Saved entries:
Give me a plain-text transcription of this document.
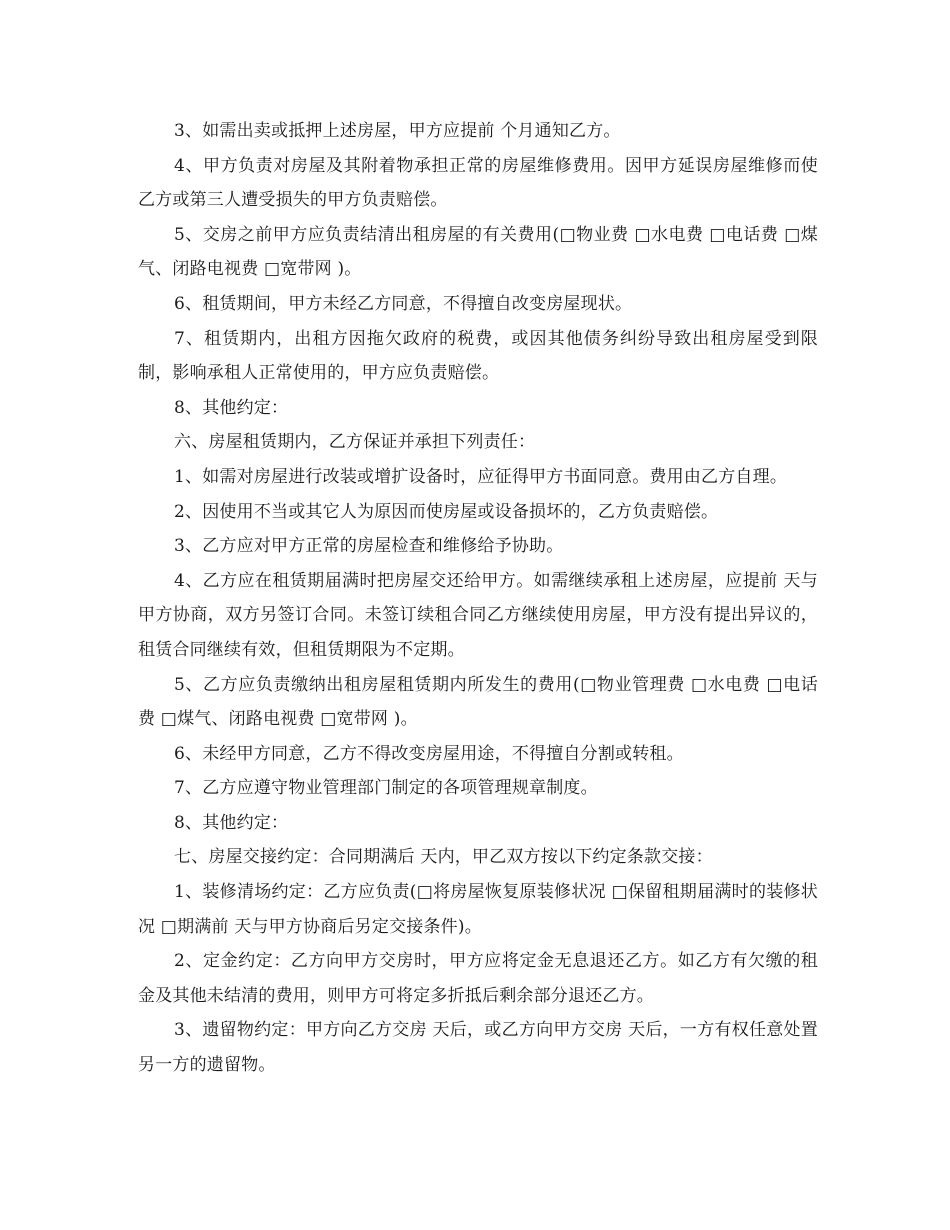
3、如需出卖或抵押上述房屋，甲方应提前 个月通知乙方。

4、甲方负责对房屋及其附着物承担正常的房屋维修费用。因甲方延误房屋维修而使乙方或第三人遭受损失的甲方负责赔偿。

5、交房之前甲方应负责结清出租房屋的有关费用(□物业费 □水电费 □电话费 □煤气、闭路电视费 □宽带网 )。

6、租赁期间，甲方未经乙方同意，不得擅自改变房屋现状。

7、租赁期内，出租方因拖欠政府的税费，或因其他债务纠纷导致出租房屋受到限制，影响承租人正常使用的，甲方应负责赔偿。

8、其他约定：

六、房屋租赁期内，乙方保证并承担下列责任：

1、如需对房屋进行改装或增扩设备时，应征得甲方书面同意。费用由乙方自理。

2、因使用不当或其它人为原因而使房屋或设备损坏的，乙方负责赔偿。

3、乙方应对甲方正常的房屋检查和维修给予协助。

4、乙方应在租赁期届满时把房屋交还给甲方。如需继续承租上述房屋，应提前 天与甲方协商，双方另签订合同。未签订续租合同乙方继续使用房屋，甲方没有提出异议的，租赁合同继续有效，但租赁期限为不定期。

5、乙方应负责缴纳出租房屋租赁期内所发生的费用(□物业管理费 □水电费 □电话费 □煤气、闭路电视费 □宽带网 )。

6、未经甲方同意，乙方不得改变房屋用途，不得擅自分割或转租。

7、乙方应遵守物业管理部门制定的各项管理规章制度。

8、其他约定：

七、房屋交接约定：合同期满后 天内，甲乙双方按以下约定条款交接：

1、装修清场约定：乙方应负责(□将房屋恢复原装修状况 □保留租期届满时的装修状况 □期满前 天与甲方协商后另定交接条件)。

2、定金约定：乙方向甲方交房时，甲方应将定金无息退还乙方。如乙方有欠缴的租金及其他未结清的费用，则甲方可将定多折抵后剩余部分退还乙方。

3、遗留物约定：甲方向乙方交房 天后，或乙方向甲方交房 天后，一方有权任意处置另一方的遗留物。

--

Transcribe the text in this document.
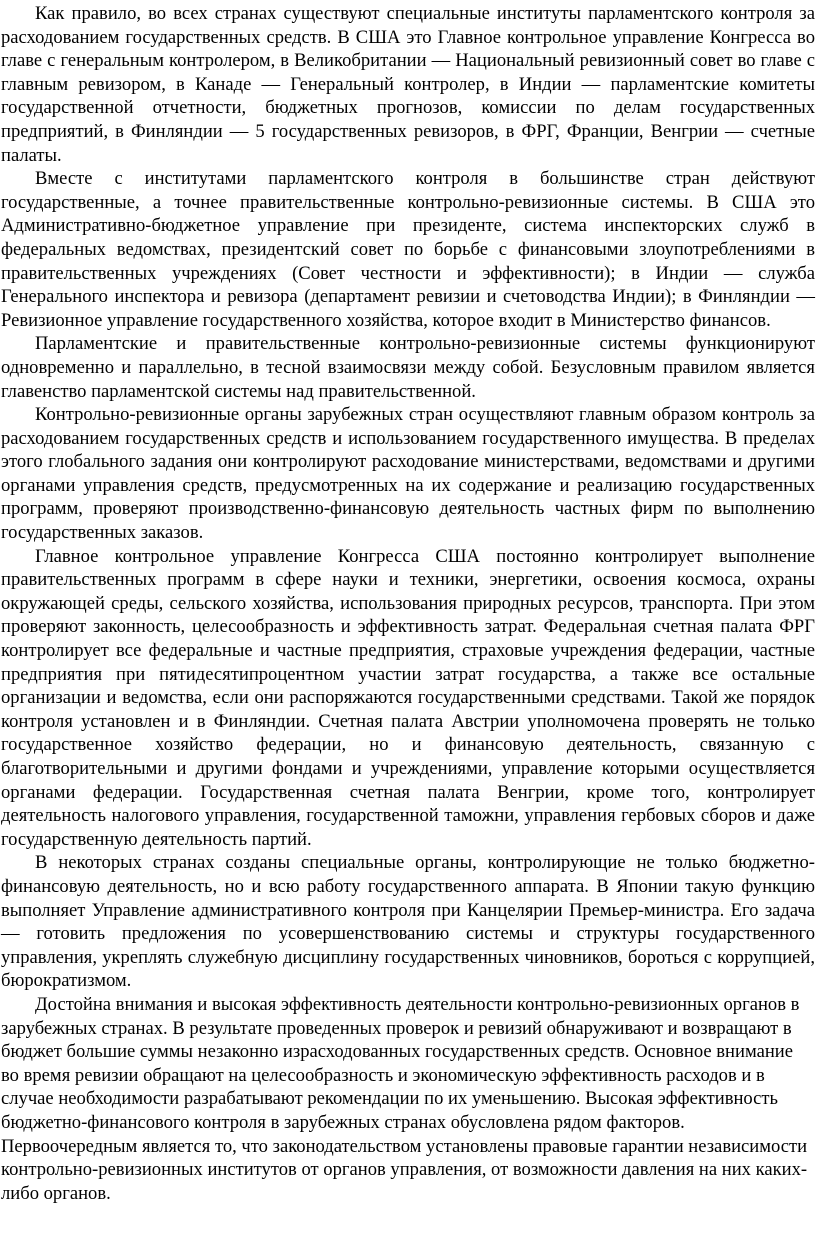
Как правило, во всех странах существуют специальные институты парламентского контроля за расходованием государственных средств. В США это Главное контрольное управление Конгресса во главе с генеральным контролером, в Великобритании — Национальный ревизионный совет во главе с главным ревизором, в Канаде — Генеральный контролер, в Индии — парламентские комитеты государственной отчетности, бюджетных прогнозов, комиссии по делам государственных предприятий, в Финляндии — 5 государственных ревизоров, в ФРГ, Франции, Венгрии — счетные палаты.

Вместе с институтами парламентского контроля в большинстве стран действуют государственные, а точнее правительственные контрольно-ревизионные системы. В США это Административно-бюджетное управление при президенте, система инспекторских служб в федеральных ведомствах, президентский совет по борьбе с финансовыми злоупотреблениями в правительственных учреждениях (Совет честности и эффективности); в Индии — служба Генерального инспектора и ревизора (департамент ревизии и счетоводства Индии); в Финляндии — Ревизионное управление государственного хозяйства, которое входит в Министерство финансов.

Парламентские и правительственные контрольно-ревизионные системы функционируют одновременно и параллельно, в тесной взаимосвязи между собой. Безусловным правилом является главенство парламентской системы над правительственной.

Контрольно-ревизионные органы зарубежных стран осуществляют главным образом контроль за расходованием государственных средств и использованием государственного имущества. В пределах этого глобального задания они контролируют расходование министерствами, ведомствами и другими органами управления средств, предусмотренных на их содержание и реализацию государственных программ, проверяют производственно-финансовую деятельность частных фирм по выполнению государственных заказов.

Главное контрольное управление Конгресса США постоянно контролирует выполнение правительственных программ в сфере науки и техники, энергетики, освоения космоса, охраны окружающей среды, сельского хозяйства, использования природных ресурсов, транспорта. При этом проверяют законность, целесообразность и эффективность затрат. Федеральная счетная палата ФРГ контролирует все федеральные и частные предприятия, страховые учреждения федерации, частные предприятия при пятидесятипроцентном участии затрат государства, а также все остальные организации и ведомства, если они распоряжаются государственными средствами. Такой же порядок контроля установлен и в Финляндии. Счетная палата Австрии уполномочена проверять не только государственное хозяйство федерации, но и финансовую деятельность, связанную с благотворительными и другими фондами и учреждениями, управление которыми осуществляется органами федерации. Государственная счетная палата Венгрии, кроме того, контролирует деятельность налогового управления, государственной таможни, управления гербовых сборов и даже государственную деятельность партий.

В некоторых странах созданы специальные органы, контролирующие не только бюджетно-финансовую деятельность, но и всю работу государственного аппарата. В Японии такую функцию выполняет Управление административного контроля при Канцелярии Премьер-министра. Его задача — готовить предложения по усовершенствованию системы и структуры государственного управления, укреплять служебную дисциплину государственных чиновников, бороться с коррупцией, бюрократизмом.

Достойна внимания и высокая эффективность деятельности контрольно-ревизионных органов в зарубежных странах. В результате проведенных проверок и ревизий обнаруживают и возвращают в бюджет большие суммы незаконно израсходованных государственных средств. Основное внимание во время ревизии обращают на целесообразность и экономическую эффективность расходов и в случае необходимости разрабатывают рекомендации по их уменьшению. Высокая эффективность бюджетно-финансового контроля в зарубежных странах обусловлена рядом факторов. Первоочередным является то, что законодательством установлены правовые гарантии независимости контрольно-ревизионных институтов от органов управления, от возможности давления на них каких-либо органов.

...

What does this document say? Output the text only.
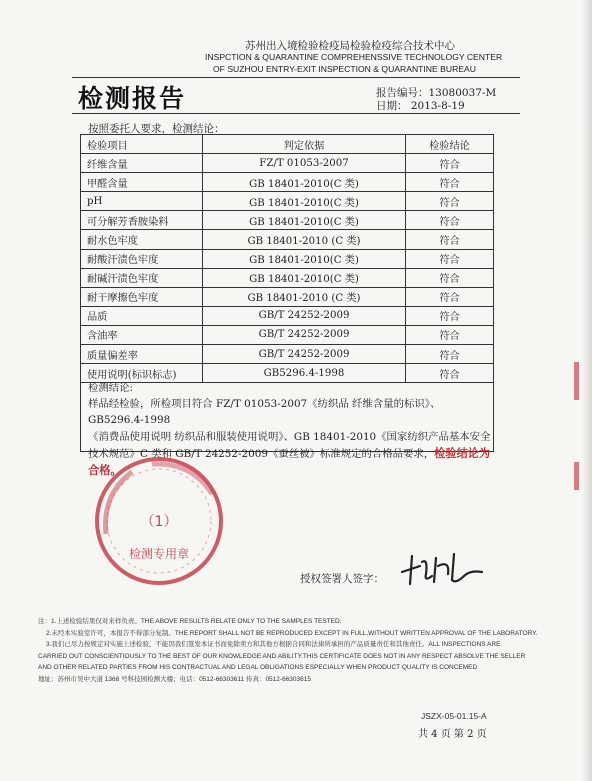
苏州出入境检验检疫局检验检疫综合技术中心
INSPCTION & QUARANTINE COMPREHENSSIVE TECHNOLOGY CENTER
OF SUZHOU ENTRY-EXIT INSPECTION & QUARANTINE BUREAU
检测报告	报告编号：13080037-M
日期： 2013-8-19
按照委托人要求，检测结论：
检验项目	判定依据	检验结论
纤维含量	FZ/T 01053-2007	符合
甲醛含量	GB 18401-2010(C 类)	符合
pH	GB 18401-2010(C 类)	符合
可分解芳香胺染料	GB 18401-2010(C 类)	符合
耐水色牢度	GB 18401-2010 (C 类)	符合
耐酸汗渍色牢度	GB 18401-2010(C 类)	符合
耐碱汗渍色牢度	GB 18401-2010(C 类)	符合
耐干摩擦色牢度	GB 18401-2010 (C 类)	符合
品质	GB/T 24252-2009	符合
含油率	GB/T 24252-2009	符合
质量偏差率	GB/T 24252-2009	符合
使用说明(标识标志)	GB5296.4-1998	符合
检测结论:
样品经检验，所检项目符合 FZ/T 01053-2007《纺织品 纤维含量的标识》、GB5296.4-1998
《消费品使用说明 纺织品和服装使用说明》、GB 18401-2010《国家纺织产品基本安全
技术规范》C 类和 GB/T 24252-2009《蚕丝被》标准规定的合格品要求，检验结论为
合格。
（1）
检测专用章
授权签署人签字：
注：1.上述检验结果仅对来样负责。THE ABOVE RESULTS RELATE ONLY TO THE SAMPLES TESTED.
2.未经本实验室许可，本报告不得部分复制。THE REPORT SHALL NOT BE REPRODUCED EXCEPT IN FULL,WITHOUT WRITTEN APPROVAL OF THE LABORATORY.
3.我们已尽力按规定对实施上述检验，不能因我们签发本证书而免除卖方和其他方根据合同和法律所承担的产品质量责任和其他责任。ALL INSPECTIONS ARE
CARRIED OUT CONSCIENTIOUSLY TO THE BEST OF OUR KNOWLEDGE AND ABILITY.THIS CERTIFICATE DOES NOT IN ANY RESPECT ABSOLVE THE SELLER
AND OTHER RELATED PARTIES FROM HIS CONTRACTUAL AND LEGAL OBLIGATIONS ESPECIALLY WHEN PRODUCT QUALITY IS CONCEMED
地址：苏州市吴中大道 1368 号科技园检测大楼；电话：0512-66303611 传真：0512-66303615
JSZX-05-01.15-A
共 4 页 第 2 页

_EXERCISE TASK_
The lines to collect are those holding the string "document"; copy them all.

_WORKED SOLUTION_
Give me a plain-text transcription of this document.
Transcribe the text in this document.
What does this document say? Output the text only.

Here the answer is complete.